## Task goal
Report every line below that holds the word "right".

## START Dataset

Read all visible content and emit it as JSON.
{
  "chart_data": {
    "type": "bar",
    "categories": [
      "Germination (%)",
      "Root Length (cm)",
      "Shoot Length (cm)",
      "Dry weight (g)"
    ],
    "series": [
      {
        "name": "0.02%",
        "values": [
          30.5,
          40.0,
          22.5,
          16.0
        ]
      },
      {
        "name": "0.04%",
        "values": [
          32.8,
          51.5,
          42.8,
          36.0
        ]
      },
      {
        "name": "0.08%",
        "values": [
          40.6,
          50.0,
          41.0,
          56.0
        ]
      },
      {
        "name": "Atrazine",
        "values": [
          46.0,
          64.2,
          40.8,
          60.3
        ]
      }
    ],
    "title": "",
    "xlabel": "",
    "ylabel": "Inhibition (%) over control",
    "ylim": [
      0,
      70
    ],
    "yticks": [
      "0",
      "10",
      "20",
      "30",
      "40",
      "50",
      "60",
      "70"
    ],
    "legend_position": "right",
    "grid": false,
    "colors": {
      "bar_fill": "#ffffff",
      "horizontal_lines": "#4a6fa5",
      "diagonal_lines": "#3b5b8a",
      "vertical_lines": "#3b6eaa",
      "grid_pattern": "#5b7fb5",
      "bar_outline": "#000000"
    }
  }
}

## END Dataset
## START Dataset

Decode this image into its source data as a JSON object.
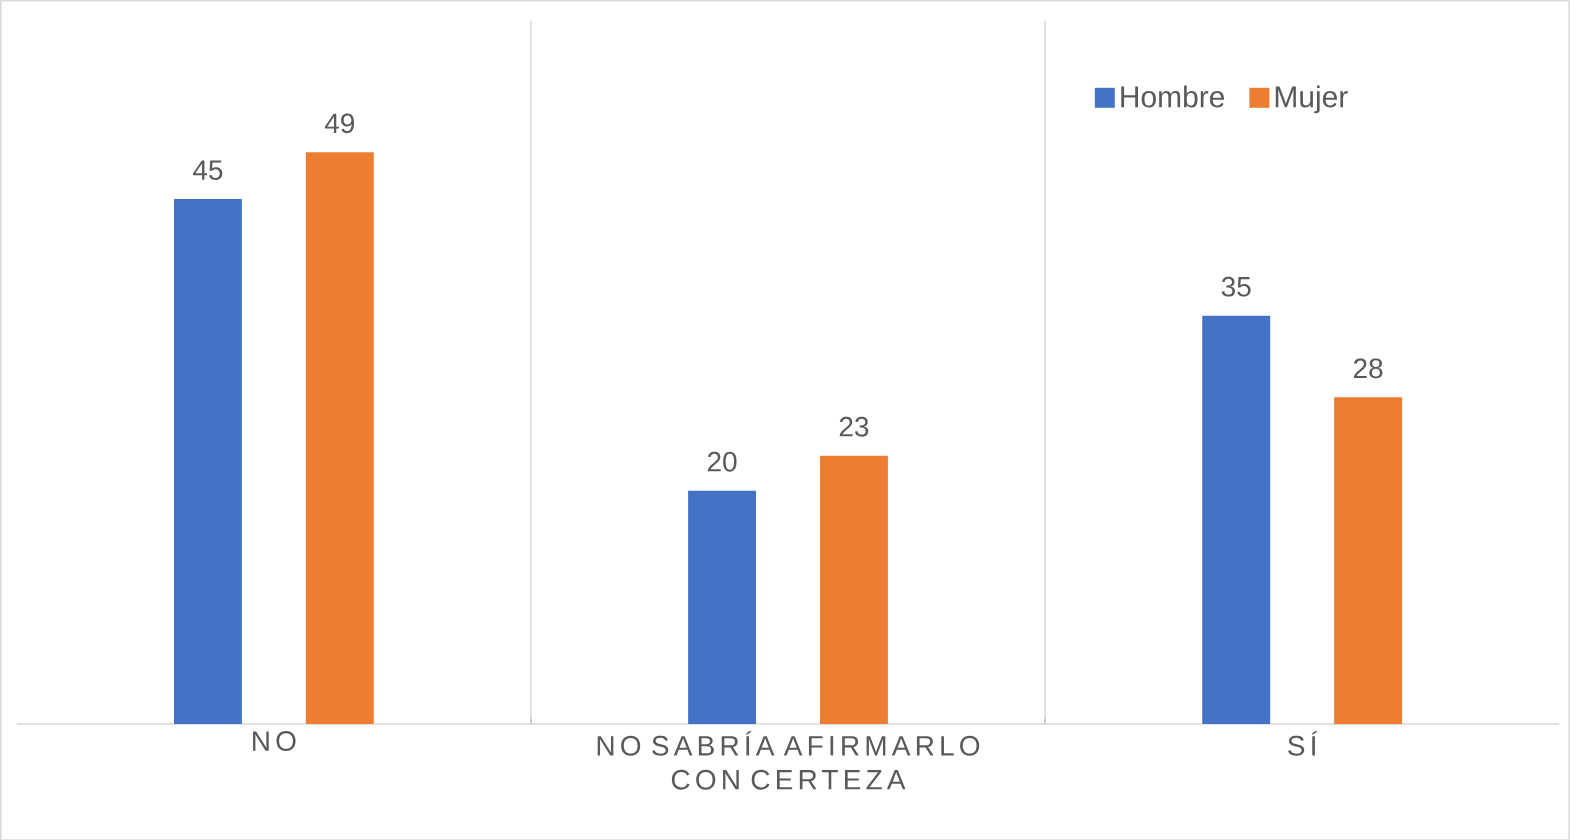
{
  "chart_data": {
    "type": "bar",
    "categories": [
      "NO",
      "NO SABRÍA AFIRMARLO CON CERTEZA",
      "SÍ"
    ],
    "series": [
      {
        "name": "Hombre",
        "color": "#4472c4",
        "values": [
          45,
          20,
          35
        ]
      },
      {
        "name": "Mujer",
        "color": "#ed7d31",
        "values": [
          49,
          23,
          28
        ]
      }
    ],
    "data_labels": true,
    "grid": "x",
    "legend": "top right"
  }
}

## END Dataset

## The result
    "legend_position": "right",
    "legend": "top right"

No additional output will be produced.